** Start Given entries **

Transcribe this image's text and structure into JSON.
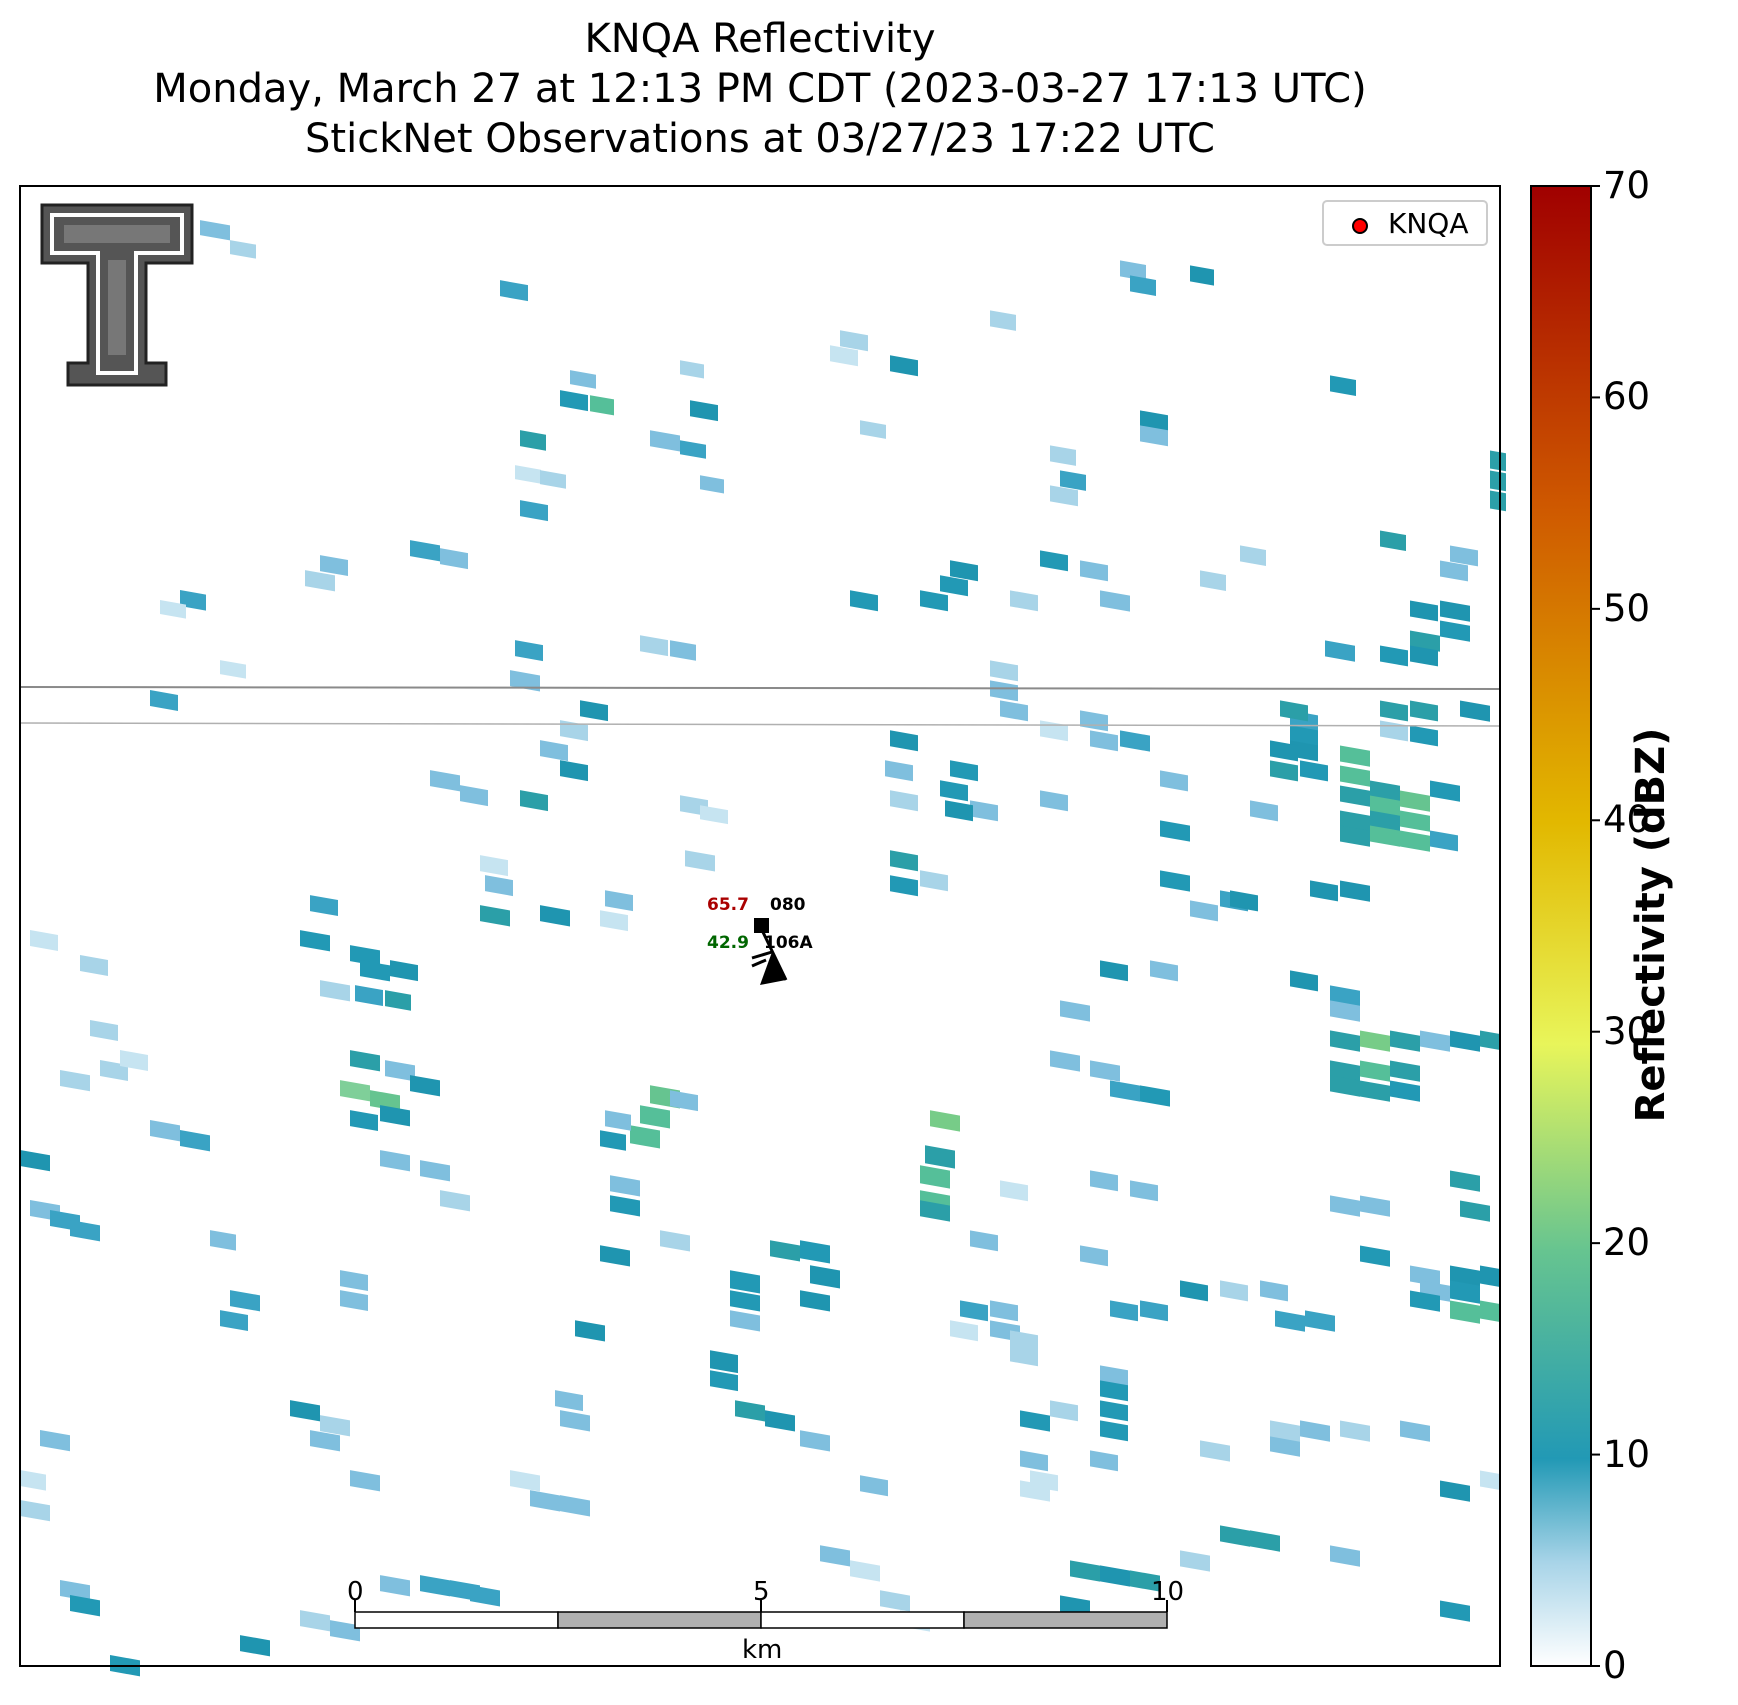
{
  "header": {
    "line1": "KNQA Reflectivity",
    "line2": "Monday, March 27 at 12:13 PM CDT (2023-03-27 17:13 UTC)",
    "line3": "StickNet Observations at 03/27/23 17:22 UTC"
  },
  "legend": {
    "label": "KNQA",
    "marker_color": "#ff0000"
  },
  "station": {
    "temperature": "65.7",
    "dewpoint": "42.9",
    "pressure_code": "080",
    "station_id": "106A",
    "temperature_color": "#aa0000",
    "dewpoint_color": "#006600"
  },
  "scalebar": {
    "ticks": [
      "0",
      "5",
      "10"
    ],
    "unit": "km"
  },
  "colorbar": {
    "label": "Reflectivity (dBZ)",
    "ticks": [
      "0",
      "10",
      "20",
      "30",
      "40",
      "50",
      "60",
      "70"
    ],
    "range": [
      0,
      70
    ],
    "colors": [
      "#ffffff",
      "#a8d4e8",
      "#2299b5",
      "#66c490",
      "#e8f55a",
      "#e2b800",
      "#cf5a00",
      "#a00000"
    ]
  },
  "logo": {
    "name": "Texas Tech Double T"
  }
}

** End Given entries **
** Start Given entries **

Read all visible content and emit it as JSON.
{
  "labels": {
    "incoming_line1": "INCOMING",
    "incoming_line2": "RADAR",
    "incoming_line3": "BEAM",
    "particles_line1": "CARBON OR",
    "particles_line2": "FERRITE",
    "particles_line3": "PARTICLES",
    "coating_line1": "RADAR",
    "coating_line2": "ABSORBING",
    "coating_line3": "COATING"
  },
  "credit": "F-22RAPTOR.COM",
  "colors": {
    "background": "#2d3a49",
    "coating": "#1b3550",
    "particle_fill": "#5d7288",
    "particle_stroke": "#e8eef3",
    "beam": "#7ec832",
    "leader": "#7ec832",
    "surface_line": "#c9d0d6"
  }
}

** End Given entries **

Take every line from the records above that has the word "KNQA" and copy it.

    "line1": "KNQA Reflectivity",
    "label": "KNQA",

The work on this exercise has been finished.